Transcript entries for document pages:
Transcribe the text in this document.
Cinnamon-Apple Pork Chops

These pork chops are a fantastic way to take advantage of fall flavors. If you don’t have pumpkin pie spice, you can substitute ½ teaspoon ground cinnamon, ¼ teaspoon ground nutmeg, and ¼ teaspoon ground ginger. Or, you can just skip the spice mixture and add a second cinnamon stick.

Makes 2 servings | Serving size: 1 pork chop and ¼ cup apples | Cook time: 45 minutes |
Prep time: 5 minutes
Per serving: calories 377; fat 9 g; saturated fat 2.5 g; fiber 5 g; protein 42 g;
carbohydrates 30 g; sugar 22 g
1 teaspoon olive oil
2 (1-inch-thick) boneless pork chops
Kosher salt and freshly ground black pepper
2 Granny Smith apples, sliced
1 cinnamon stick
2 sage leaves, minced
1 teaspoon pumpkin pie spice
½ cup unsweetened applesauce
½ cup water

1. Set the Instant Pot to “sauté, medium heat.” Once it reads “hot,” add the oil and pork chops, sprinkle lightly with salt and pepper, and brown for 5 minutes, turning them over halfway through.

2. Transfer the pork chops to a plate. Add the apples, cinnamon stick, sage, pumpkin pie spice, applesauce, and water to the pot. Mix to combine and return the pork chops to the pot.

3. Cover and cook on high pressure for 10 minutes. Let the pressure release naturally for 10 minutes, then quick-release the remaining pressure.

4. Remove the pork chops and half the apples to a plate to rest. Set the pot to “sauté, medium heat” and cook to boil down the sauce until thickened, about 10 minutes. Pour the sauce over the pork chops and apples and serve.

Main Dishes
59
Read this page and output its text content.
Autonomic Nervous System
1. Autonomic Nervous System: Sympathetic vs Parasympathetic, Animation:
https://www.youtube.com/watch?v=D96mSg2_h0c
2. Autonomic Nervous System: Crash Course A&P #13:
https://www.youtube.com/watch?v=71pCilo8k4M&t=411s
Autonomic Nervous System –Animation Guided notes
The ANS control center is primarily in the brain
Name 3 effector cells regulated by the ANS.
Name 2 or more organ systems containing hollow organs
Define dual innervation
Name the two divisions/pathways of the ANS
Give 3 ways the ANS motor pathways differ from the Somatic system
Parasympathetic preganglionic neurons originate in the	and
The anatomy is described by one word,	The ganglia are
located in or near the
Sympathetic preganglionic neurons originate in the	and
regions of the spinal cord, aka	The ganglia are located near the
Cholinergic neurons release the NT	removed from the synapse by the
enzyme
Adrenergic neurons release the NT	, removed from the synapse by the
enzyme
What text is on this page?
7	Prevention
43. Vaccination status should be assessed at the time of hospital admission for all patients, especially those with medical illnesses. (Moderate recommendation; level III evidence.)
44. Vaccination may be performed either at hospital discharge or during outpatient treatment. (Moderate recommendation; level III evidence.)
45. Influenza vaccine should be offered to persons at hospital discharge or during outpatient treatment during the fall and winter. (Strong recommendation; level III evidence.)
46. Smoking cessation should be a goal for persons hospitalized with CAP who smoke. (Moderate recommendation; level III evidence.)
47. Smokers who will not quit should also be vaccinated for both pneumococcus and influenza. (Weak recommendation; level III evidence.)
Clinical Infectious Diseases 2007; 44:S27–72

AIM OF THE TASK: Where a line above contains the word "synapse", copy that line.

RESPONSE TO THIS EXERCISE:
Cholinergic neurons release the NT	removed from the synapse by the
Adrenergic neurons release the NT	, removed from the synapse by the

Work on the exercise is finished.